Records from a dataset:
'''
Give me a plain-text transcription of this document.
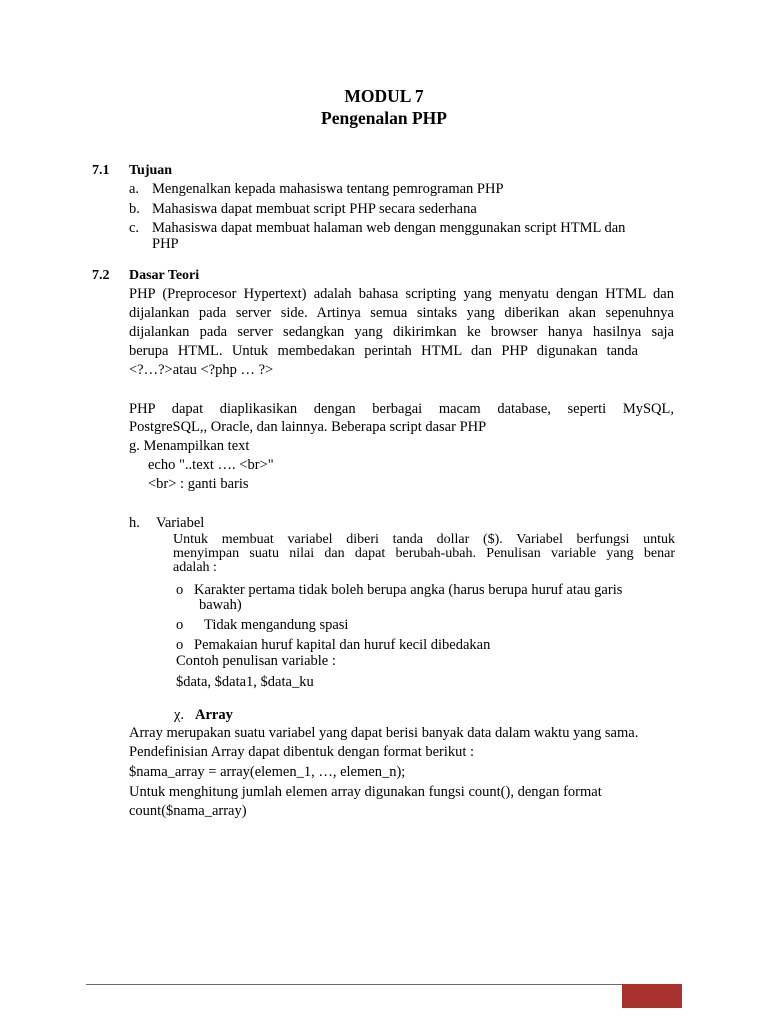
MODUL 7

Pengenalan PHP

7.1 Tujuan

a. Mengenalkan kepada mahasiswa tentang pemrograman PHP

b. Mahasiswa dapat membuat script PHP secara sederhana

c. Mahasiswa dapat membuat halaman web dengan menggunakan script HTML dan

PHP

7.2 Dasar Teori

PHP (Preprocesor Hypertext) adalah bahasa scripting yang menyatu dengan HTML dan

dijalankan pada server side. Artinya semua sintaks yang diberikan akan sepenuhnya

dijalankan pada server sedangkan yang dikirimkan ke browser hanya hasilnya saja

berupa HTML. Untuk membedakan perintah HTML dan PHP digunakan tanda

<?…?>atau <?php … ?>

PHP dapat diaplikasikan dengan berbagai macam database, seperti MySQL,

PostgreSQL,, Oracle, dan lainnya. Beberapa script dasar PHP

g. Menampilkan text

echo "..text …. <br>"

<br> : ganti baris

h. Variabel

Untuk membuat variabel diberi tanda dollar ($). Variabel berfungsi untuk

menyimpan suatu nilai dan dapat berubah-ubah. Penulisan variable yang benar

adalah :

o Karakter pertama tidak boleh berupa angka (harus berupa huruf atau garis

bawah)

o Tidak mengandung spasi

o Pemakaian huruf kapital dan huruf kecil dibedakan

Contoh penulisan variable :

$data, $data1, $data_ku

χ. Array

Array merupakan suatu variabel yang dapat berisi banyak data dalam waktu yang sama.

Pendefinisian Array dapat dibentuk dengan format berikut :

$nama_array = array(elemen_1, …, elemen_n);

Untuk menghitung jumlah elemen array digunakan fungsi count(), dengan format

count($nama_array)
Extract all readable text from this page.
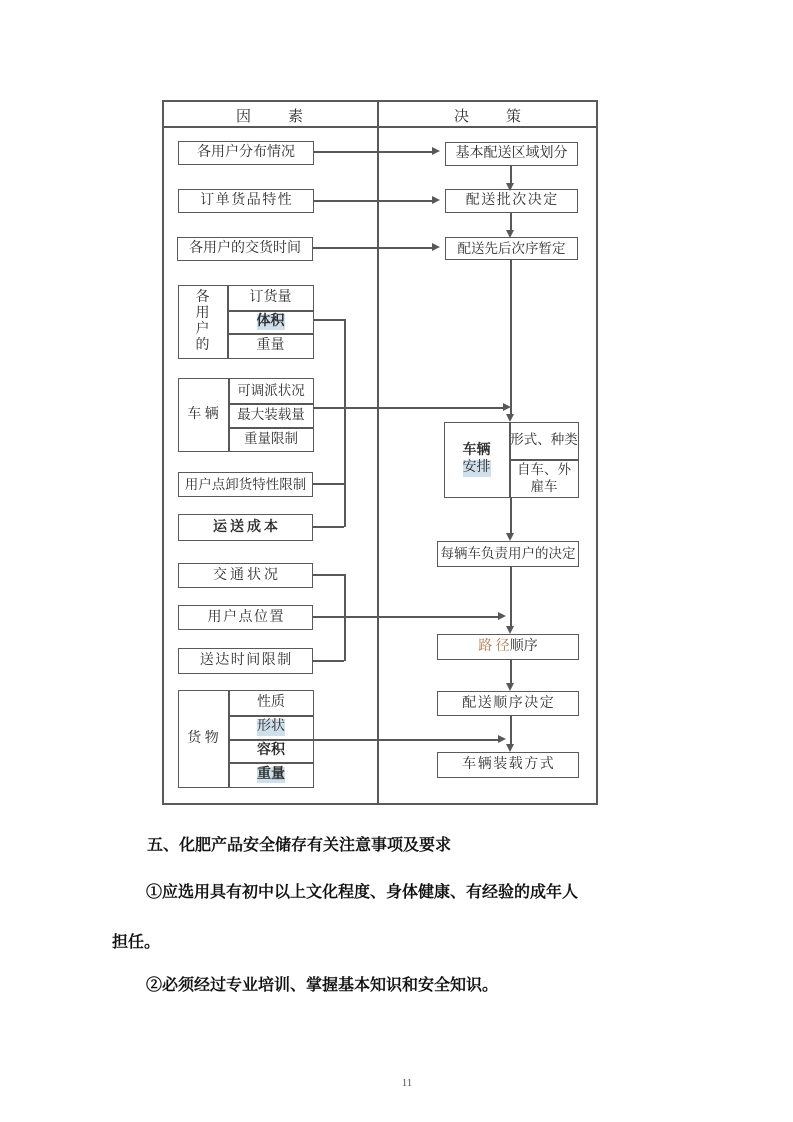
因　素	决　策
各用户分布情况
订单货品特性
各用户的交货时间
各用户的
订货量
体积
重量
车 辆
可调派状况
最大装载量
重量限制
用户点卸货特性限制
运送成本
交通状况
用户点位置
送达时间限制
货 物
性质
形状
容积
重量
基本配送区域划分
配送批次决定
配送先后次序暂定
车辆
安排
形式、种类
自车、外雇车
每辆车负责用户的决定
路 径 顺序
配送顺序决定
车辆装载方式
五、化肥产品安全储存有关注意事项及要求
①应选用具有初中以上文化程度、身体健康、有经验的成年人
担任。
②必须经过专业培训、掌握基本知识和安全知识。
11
'''
Aim of the task: Working from the line that contains "Extract all readable text from this page." to the last line of the listing, please quote each line exactly, pictures excluded.

Answer to the exercise:
Extract all readable text from this page.
因　素	决　策
各用户分布情况
订单货品特性
各用户的交货时间
各用户的
订货量
体积
重量
车 辆
可调派状况
最大装载量
重量限制
用户点卸货特性限制
运送成本
交通状况
用户点位置
送达时间限制
货 物
性质
形状
容积
重量
基本配送区域划分
配送批次决定
配送先后次序暂定
车辆
安排
形式、种类
自车、外雇车
每辆车负责用户的决定
路 径 顺序
配送顺序决定
车辆装载方式
五、化肥产品安全储存有关注意事项及要求
①应选用具有初中以上文化程度、身体健康、有经验的成年人
担任。
②必须经过专业培训、掌握基本知识和安全知识。
11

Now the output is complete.